Your objective
Copy the lines starting at the line that contains "Patent image size: (688, 735)." and ending at the line that contains "The current-surge-responsive switchover", both included, reproducing them without any change.

Record list
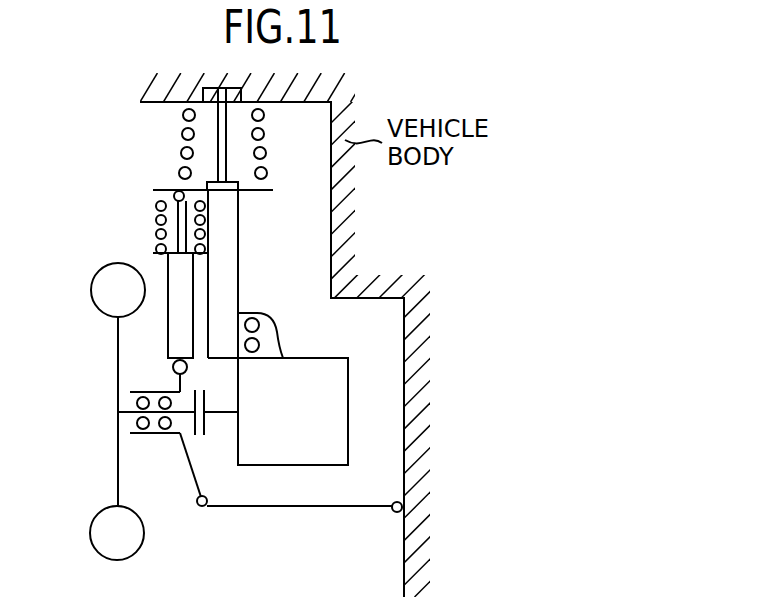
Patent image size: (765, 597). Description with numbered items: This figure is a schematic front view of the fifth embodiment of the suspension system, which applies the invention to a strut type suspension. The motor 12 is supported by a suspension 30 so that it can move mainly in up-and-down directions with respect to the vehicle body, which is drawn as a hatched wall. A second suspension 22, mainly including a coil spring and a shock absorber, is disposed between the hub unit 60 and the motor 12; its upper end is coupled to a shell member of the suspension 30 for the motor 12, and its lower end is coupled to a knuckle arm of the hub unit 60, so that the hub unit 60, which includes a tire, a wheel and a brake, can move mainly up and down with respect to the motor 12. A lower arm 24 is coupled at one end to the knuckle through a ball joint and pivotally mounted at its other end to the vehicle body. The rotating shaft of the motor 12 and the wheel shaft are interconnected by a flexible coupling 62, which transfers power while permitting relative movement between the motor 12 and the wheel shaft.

The motor 12 is at (332, 424).
The suspension 22 is at (143, 228).
The lower arm 24 is at (215, 507).
The suspension 30 is at (276, 217).
The hub unit 60 is at (134, 446).
The flexible coupling 62 is at (207, 418).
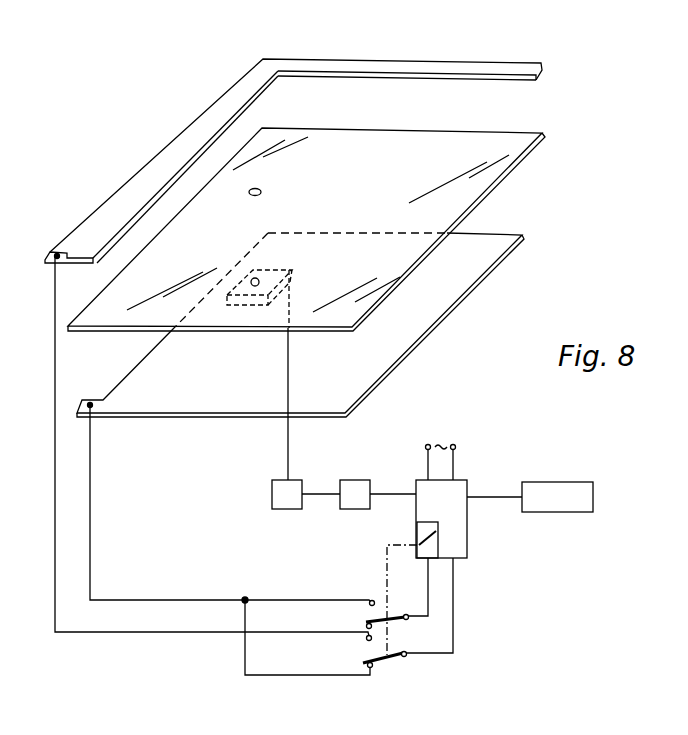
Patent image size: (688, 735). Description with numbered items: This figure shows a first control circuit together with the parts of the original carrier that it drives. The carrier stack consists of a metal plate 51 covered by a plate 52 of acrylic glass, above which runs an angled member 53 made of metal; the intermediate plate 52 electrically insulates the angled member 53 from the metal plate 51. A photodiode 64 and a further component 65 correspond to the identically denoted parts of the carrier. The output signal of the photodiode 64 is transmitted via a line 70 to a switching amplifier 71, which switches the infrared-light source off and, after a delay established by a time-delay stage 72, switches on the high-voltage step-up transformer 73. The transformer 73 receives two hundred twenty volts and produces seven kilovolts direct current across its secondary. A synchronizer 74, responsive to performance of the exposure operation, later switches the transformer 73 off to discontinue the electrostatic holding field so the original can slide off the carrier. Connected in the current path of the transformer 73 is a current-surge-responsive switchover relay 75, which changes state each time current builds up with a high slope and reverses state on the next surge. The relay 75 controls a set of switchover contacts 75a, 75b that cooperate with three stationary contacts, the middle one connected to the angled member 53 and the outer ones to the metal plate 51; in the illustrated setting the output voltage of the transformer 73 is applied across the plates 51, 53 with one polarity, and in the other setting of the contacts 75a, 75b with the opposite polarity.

The metal plate 51 is at (496, 237).
The plate of acrylic glass 52 is at (522, 137).
The angled member 53 is at (504, 67).
The photodiode 64 is at (250, 290).
The component corresponding to FIG. 6 65 is at (261, 189).
The line 70 is at (290, 451).
The switching amplifier 71 is at (272, 493).
The time-delay stage 72 is at (355, 480).
The high-voltage step-up transformer 73 is at (452, 490).
The synchronizer 74 is at (553, 490).
The current-surge-responsive switchover relay 75 is at (440, 545).
The switchover contact 75a is at (383, 618).
The switchover contact 75b is at (382, 660).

Completed exercise
Patent image size: (688, 735). Description with numbered items: This figure shows a first control circuit together with the parts of the original carrier that it drives. The carrier stack consists of a metal plate 51 covered by a plate 52 of acrylic glass, above which runs an angled member 53 made of metal; the intermediate plate 52 electrically insulates the angled member 53 from the metal plate 51. A photodiode 64 and a further component 65 correspond to the identically denoted parts of the carrier. The output signal of the photodiode 64 is transmitted via a line 70 to a switching amplifier 71, which switches the infrared-light source off and, after a delay established by a time-delay stage 72, switches on the high-voltage step-up transformer 73. The transformer 73 receives two hundred twenty volts and produces seven kilovolts direct current across its secondary. A synchronizer 74, responsive to performance of the exposure operation, later switches the transformer 73 off to discontinue the electrostatic holding field so the original can slide off the carrier. Connected in the current path of the transformer 73 is a current-surge-responsive switchover relay 75, which changes state each time current builds up with a high slope and reverses state on the next surge. The relay 75 controls a set of switchover contacts 75a, 75b that cooperate with three stationary contacts, the middle one connected to the angled member 53 and the outer ones to the metal plate 51; in the illustrated setting the output voltage of the transformer 73 is applied across the plates 51, 53 with one polarity, and in the other setting of the contacts 75a, 75b with the opposite polarity.

The metal plate 51 is at (496, 237).
The plate of acrylic glass 52 is at (522, 137).
The angled member 53 is at (504, 67).
The photodiode 64 is at (250, 290).
The component corresponding to FIG. 6 65 is at (261, 189).
The line 70 is at (290, 451).
The switching amplifier 71 is at (272, 493).
The time-delay stage 72 is at (355, 480).
The high-voltage step-up transformer 73 is at (452, 490).
The synchronizer 74 is at (553, 490).
The current-surge-responsive switchover relay 75 is at (440, 545).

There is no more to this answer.